**Extracted information**
┌────────
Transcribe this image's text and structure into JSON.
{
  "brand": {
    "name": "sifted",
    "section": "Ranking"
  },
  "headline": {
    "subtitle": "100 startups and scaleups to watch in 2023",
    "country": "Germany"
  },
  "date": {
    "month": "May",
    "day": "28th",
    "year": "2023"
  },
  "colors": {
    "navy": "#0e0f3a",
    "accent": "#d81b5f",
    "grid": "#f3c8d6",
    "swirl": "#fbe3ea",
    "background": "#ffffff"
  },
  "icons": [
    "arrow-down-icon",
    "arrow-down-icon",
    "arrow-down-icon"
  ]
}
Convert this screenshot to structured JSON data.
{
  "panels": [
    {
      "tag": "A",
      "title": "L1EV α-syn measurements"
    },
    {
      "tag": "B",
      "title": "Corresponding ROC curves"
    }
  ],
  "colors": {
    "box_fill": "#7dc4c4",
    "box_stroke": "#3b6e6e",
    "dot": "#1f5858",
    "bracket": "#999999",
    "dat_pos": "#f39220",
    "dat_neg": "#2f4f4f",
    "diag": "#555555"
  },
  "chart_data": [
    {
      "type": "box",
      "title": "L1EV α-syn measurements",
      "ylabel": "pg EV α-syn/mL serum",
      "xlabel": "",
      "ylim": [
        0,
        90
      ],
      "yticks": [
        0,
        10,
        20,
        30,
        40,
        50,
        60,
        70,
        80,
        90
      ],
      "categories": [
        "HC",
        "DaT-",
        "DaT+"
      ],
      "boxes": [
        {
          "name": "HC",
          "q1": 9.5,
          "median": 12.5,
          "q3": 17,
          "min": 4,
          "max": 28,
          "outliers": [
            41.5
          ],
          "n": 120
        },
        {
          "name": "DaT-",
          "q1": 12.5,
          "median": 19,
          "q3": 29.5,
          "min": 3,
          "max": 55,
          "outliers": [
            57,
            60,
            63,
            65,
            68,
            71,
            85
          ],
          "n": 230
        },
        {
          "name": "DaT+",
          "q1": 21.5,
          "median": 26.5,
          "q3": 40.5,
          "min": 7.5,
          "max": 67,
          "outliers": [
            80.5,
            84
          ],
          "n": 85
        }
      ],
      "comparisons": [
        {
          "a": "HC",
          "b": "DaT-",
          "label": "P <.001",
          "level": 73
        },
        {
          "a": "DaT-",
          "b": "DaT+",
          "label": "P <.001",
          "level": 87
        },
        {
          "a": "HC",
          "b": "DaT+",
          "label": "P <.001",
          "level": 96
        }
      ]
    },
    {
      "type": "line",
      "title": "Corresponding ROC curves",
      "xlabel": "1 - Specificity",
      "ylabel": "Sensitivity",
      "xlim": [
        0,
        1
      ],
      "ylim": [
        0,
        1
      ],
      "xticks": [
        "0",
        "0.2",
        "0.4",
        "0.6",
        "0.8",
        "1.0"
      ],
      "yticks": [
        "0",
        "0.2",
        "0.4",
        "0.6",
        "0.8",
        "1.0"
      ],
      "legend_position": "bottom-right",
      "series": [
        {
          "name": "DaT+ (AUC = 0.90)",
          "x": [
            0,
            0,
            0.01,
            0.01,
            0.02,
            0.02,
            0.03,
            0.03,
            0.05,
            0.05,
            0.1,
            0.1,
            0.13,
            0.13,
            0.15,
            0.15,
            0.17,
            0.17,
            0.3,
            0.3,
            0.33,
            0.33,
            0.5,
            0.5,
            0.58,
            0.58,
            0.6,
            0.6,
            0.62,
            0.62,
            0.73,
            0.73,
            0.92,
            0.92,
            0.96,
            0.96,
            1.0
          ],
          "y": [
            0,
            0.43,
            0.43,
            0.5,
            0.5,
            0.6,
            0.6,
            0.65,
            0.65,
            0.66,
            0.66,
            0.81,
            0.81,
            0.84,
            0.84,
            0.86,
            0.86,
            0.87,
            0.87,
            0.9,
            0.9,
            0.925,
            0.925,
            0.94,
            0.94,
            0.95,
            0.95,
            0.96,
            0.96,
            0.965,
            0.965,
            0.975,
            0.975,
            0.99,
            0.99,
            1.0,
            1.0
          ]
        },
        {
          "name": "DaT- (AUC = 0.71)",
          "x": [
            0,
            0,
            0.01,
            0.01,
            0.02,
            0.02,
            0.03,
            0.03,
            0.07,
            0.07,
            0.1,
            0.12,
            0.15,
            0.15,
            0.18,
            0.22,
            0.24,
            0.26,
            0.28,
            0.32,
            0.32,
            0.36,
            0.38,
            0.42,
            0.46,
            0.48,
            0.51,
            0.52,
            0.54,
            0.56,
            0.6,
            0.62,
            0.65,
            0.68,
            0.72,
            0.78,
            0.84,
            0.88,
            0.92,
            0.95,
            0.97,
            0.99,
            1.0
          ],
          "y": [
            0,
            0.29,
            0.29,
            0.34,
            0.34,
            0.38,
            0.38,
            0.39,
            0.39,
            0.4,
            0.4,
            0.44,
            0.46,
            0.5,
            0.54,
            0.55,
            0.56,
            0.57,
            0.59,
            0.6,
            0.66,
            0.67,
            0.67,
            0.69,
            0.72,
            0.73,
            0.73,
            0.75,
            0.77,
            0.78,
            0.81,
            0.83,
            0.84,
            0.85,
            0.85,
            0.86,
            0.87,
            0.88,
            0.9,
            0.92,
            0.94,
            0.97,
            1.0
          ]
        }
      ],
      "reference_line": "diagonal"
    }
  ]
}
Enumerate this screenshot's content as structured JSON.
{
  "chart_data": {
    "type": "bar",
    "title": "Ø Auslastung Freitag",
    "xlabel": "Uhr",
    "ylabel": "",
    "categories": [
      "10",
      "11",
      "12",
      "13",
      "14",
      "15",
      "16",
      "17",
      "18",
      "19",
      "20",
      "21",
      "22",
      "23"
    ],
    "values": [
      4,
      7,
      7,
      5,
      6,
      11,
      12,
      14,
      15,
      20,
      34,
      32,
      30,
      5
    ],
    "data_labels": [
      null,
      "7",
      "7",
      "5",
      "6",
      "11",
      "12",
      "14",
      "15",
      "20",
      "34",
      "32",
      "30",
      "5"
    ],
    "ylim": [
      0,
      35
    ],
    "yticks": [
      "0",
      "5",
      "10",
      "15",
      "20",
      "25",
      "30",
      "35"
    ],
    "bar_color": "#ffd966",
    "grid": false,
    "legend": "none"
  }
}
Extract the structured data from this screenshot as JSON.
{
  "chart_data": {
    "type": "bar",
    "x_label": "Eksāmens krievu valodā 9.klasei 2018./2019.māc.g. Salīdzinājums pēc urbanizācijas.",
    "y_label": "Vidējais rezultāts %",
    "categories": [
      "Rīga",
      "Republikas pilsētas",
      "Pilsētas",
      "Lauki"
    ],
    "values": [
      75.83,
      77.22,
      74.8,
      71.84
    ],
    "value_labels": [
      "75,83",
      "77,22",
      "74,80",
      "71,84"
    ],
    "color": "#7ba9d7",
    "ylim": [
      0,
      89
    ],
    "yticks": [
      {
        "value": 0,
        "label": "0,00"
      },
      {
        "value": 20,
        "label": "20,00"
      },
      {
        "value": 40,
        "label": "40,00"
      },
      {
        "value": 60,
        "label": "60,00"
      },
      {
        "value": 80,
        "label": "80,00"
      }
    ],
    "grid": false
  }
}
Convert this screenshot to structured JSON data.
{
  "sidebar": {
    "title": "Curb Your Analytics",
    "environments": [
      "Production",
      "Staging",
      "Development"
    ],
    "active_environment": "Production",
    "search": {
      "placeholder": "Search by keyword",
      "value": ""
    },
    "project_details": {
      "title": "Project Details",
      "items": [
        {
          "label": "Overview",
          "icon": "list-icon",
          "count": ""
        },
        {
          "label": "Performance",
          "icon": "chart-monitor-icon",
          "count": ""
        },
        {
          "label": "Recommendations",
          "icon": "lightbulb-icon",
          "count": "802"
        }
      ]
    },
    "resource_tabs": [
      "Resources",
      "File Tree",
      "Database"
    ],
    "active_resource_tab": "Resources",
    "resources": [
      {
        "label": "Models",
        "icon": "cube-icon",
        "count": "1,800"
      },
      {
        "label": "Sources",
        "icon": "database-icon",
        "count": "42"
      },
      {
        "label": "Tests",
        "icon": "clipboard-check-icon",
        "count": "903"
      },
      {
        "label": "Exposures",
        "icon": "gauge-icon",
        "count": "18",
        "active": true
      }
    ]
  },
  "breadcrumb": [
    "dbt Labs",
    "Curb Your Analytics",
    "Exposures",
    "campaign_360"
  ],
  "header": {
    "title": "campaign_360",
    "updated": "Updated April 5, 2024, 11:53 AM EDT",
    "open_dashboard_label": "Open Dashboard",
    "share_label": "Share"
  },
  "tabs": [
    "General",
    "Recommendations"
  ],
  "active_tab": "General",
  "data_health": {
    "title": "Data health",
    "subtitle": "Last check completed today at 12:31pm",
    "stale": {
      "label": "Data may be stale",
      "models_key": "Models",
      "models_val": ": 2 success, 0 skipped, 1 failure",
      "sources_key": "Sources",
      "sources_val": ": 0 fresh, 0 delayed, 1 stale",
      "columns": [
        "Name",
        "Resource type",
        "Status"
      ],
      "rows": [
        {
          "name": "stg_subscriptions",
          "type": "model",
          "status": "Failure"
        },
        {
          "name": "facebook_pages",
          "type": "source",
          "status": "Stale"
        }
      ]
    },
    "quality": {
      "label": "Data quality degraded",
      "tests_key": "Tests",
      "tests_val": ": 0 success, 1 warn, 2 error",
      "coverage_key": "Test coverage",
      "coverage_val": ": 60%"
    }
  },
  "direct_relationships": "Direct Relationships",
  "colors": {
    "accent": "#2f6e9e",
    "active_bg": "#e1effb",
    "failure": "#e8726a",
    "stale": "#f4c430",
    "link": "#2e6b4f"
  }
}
└────────
**Task requirements**
In the records above, locate every line with the string "ylabel" and copy it.

**Correct response**
      "ylabel": "pg EV α-syn/mL serum",
      "ylabel": "Sensitivity",
    "ylabel": "",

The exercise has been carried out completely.